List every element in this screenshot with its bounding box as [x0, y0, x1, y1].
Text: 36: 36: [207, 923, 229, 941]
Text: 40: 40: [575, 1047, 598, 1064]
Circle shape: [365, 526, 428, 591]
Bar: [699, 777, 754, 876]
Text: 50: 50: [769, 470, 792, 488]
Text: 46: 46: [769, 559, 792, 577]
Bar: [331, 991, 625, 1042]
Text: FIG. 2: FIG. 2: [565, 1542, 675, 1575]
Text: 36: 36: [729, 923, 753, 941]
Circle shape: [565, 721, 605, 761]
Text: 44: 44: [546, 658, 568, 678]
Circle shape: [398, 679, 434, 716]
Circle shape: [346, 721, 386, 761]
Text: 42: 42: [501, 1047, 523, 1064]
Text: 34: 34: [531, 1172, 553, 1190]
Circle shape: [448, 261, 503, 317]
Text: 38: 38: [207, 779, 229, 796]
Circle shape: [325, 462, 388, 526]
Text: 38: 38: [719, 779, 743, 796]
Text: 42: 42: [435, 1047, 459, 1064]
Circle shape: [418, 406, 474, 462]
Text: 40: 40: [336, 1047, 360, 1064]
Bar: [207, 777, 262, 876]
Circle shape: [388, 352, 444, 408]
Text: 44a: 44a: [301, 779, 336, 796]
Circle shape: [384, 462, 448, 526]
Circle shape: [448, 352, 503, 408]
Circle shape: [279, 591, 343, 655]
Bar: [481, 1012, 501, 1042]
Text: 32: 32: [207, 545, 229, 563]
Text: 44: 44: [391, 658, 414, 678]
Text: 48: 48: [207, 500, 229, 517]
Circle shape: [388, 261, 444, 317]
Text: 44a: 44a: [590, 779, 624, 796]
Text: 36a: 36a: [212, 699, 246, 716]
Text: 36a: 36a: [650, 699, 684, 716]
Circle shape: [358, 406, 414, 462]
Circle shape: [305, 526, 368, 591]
###
DIRECTIONS FOR THIS TASK - Arrange the lines from the start of the items above through the line containing "Text: 42: 42: [435, 1047, 459, 1064]" as a JSON list of strings, one string per line, leaving out any blank lines.

ANSWER TO THIS PROBLEM -
[
  "List every element in this screenshot with its bounding box as [x0, y0, x1, y1].",
  "Text: 36: 36: [207, 923, 229, 941]",
  "Text: 40: 40: [575, 1047, 598, 1064]",
  "Circle shape: [365, 526, 428, 591]",
  "Bar: [699, 777, 754, 876]",
  "Text: 50: 50: [769, 470, 792, 488]",
  "Text: 46: 46: [769, 559, 792, 577]",
  "Bar: [331, 991, 625, 1042]",
  "Text: FIG. 2: FIG. 2: [565, 1542, 675, 1575]",
  "Text: 36: 36: [729, 923, 753, 941]",
  "Circle shape: [565, 721, 605, 761]",
  "Text: 44: 44: [546, 658, 568, 678]",
  "Circle shape: [398, 679, 434, 716]",
  "Circle shape: [346, 721, 386, 761]",
  "Text: 42: 42: [501, 1047, 523, 1064]",
  "Text: 34: 34: [531, 1172, 553, 1190]",
  "Circle shape: [448, 261, 503, 317]",
  "Text: 38: 38: [207, 779, 229, 796]",
  "Circle shape: [325, 462, 388, 526]",
  "Text: 38: 38: [719, 779, 743, 796]",
  "Text: 42: 42: [435, 1047, 459, 1064]"
]